• [PROMPT]: Below you will find a set of lines. Repeat them all exactly.

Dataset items

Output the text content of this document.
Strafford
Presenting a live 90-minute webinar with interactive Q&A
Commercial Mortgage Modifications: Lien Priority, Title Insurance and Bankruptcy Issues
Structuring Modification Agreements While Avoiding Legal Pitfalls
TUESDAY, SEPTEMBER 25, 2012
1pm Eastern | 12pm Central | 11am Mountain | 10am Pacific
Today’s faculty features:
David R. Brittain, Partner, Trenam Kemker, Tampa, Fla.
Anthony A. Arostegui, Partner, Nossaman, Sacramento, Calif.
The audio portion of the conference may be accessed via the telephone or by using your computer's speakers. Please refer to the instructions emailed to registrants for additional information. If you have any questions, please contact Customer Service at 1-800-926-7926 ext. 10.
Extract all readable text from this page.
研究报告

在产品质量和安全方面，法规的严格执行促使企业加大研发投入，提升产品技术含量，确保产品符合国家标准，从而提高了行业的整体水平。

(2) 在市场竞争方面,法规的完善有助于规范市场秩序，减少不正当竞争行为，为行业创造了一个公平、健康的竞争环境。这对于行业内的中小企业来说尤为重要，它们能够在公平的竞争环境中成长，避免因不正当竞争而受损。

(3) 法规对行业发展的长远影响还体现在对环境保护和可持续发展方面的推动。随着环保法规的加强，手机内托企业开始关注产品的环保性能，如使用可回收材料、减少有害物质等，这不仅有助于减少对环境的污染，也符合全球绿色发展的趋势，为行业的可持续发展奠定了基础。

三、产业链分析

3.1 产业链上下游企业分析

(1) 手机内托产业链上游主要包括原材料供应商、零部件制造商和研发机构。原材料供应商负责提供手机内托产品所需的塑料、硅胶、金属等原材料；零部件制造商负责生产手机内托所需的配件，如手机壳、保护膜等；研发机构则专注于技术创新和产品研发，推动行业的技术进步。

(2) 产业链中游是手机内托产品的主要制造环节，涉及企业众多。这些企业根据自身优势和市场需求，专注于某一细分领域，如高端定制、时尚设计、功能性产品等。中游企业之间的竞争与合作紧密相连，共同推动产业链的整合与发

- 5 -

• [SOLUTION]:
Output the text content of this document.
Strafford
Presenting a live 90-minute webinar with interactive Q&A
Commercial Mortgage Modifications: Lien Priority, Title Insurance and Bankruptcy Issues
Structuring Modification Agreements While Avoiding Legal Pitfalls
TUESDAY, SEPTEMBER 25, 2012
1pm Eastern | 12pm Central | 11am Mountain | 10am Pacific
Today’s faculty features:
David R. Brittain, Partner, Trenam Kemker, Tampa, Fla.
Anthony A. Arostegui, Partner, Nossaman, Sacramento, Calif.
The audio portion of the conference may be accessed via the telephone or by using your computer's speakers. Please refer to the instructions emailed to registrants for additional information. If you have any questions, please contact Customer Service at 1-800-926-7926 ext. 10.
Extract all readable text from this page.
研究报告

在产品质量和安全方面，法规的严格执行促使企业加大研发投入，提升产品技术含量，确保产品符合国家标准，从而提高了行业的整体水平。

(2) 在市场竞争方面,法规的完善有助于规范市场秩序，减少不正当竞争行为，为行业创造了一个公平、健康的竞争环境。这对于行业内的中小企业来说尤为重要，它们能够在公平的竞争环境中成长，避免因不正当竞争而受损。

(3) 法规对行业发展的长远影响还体现在对环境保护和可持续发展方面的推动。随着环保法规的加强，手机内托企业开始关注产品的环保性能，如使用可回收材料、减少有害物质等，这不仅有助于减少对环境的污染，也符合全球绿色发展的趋势，为行业的可持续发展奠定了基础。

三、产业链分析

3.1 产业链上下游企业分析

(1) 手机内托产业链上游主要包括原材料供应商、零部件制造商和研发机构。原材料供应商负责提供手机内托产品所需的塑料、硅胶、金属等原材料；零部件制造商负责生产手机内托所需的配件，如手机壳、保护膜等；研发机构则专注于技术创新和产品研发，推动行业的技术进步。

(2) 产业链中游是手机内托产品的主要制造环节，涉及企业众多。这些企业根据自身优势和市场需求，专注于某一细分领域，如高端定制、时尚设计、功能性产品等。中游企业之间的竞争与合作紧密相连，共同推动产业链的整合与发

- 5 -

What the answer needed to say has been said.